— Exercise brief —
Read the entries below and pull out each line with the string "different".

(Data extracted from a collection)
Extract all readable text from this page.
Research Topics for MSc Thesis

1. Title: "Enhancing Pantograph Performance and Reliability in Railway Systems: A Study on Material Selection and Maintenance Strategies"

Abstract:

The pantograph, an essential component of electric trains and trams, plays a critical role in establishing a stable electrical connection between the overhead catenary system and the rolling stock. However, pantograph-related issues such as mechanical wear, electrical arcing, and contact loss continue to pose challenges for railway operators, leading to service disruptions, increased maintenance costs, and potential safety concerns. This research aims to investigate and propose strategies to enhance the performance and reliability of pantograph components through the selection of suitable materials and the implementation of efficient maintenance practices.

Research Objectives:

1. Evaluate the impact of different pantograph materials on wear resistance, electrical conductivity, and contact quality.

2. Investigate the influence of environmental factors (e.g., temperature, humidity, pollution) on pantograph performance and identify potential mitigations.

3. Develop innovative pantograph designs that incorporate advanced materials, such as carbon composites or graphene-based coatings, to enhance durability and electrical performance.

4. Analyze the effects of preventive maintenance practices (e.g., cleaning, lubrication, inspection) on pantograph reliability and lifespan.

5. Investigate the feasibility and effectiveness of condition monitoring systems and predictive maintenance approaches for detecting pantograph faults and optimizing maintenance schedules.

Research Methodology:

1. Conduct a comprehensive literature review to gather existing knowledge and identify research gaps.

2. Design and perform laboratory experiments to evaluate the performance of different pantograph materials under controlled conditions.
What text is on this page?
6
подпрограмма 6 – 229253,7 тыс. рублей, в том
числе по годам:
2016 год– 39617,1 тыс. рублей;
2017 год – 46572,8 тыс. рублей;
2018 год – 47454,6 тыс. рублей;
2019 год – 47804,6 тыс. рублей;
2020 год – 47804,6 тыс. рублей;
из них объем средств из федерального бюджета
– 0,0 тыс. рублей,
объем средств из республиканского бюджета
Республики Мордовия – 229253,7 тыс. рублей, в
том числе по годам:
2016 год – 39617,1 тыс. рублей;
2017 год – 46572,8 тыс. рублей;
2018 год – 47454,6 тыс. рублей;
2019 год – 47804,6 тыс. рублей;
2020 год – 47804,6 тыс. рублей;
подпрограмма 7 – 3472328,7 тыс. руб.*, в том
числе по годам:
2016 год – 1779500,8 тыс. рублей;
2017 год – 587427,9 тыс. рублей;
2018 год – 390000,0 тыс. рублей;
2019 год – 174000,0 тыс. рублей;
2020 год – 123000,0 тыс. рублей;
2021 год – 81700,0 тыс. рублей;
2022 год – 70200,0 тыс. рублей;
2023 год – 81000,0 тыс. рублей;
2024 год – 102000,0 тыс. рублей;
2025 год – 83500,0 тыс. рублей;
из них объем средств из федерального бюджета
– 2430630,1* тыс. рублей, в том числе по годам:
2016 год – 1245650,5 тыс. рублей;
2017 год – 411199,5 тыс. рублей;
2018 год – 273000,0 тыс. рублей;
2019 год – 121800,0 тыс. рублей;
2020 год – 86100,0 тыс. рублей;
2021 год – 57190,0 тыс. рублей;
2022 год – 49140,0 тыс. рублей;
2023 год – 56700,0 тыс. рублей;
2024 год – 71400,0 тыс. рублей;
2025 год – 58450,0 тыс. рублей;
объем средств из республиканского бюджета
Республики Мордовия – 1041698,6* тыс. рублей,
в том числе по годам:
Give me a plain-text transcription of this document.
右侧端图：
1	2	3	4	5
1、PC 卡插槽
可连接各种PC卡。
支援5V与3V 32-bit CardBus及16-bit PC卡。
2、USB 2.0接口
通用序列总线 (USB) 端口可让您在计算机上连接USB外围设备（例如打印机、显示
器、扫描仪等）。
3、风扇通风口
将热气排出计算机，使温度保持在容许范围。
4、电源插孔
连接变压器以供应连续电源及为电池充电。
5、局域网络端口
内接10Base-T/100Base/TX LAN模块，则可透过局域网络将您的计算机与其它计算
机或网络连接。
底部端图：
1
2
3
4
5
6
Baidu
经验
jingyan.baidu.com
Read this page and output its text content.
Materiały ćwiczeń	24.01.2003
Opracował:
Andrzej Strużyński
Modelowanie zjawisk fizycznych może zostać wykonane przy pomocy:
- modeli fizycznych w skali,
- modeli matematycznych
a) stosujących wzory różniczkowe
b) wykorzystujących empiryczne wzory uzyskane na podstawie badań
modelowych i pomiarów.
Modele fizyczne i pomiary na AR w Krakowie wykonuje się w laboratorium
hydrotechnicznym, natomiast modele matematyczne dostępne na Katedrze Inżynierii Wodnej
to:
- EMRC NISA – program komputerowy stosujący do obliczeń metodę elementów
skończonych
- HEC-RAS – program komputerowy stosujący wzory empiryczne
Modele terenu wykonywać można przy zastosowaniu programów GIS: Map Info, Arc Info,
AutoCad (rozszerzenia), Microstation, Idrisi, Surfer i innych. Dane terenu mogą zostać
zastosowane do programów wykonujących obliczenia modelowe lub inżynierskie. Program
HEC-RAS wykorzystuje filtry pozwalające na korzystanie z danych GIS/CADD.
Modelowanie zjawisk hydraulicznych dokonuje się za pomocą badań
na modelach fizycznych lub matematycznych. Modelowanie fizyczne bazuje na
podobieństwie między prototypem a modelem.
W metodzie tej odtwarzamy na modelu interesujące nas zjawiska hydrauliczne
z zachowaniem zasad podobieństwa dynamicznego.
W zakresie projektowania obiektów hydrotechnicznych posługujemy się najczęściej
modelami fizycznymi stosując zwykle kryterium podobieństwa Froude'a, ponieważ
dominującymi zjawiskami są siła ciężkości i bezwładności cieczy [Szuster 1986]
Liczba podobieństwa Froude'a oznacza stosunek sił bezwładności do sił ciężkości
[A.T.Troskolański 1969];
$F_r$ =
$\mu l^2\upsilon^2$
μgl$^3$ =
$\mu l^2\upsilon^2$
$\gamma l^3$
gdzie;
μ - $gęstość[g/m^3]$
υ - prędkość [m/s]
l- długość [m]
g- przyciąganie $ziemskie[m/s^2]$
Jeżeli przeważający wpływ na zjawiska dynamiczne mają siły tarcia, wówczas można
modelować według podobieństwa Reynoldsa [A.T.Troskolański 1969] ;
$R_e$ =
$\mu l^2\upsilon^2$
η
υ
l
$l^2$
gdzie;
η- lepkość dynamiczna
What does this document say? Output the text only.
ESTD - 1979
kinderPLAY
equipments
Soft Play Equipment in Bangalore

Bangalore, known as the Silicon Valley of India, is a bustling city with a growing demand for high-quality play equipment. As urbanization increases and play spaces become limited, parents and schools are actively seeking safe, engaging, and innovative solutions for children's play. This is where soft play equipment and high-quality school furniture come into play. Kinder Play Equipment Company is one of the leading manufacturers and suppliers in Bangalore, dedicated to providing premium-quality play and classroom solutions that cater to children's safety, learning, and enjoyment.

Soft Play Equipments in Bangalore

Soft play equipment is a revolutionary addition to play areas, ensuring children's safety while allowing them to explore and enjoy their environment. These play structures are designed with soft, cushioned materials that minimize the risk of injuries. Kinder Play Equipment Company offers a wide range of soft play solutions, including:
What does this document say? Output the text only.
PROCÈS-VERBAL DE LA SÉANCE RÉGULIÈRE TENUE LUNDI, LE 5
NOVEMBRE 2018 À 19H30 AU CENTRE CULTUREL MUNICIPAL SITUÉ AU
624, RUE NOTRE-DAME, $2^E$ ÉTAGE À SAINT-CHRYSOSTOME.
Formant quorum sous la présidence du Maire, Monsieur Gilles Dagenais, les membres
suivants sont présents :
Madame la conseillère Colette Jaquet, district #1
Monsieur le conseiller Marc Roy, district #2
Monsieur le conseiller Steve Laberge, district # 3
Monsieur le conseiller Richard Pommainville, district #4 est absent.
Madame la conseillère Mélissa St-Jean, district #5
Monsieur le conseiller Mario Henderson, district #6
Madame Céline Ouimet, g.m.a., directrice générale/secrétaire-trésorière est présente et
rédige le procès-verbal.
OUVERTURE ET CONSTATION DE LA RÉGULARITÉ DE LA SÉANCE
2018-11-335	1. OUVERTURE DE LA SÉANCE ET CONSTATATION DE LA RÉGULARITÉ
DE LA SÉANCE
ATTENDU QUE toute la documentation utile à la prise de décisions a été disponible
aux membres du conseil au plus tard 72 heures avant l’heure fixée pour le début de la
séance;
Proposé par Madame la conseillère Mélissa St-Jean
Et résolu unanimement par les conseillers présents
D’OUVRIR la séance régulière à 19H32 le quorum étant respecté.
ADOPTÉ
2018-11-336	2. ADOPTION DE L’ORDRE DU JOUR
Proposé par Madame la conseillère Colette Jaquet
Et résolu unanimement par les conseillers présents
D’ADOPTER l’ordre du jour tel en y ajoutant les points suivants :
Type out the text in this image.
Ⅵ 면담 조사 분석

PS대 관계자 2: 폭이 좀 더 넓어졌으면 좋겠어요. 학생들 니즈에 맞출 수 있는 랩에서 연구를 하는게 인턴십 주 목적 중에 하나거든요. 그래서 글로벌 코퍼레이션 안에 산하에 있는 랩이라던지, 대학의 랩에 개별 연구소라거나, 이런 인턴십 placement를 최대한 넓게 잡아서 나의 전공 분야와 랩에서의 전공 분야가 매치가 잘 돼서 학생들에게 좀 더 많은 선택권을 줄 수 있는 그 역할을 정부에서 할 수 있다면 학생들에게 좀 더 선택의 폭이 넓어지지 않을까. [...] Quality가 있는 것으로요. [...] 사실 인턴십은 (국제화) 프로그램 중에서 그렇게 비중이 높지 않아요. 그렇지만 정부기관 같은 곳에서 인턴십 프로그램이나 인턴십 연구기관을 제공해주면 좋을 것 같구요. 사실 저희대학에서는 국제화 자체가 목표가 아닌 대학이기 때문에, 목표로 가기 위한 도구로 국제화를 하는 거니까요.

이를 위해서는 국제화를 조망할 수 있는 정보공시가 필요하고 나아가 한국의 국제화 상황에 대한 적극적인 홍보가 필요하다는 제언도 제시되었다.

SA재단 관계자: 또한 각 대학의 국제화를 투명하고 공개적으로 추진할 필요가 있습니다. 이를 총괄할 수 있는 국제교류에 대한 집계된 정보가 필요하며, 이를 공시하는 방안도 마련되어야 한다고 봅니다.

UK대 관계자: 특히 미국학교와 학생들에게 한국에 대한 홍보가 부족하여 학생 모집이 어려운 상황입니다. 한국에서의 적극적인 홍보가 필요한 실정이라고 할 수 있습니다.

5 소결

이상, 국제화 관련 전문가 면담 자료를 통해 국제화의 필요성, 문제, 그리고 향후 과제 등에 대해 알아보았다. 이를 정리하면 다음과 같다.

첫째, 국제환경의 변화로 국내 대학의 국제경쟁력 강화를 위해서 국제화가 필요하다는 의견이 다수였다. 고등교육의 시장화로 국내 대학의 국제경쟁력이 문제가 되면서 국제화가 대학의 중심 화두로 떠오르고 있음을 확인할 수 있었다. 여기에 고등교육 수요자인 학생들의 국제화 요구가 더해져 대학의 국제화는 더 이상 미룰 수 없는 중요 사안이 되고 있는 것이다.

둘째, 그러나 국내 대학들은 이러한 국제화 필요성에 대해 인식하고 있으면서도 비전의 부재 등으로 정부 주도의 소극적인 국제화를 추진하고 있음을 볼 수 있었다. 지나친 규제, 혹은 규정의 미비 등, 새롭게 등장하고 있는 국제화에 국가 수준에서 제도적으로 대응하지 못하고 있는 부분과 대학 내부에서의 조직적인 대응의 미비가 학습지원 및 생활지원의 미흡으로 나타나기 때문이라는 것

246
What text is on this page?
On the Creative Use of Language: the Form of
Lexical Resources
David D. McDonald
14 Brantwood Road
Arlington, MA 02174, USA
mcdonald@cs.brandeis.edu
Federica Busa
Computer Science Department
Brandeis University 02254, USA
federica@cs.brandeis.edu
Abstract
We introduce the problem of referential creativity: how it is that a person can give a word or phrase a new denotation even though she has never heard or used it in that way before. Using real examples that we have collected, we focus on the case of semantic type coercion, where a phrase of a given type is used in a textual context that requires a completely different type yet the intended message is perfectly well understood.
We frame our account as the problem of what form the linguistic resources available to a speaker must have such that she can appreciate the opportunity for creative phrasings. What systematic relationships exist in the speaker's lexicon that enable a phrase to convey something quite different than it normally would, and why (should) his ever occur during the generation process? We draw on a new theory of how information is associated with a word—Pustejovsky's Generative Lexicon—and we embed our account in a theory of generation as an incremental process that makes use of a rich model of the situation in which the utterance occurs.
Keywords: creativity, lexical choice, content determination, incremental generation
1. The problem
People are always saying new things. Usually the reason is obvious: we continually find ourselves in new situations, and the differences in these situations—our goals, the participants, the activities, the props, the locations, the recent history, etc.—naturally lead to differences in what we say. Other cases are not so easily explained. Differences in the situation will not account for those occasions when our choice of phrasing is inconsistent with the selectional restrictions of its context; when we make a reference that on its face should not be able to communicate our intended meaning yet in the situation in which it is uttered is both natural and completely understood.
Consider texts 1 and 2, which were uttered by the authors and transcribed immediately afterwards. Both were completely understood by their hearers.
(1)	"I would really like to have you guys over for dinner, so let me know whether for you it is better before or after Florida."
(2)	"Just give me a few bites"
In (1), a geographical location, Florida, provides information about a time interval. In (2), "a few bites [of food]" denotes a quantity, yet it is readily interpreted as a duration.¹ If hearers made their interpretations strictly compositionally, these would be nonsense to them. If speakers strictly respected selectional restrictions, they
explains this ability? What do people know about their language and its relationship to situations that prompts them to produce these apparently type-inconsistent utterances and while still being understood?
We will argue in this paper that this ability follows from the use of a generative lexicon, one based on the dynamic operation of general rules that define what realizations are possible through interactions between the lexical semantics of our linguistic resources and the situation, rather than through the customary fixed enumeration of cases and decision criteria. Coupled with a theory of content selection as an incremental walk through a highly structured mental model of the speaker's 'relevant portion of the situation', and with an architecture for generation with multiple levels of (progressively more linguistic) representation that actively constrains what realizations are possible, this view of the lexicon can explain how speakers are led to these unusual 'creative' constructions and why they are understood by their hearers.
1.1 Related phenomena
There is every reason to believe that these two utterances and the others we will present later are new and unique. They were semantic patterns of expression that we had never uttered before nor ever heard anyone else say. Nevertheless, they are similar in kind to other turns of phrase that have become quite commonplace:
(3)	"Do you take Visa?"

— Solution for this problem —
1. Evaluate the impact of different pantograph materials on wear resistance, electrical conductivity, and contact quality.
2. Design and perform laboratory experiments to evaluate the performance of different pantograph materials under controlled conditions.
We introduce the problem of referential creativity: how it is that a person can give a word or phrase a new denotation even though she has never heard or used it in that way before. Using real examples that we have collected, we focus on the case of semantic type coercion, where a phrase of a given type is used in a textual context that requires a completely different type yet the intended message is perfectly well understood.
We frame our account as the problem of what form the linguistic resources available to a speaker must have such that she can appreciate the opportunity for creative phrasings. What systematic relationships exist in the speaker's lexicon that enable a phrase to convey something quite different than it normally would, and why (should) his ever occur during the generation process? We draw on a new theory of how information is associated with a word—Pustejovsky's Generative Lexicon—and we embed our account in a theory of generation as an incremental process that makes use of a rich model of the situation in which the utterance occurs.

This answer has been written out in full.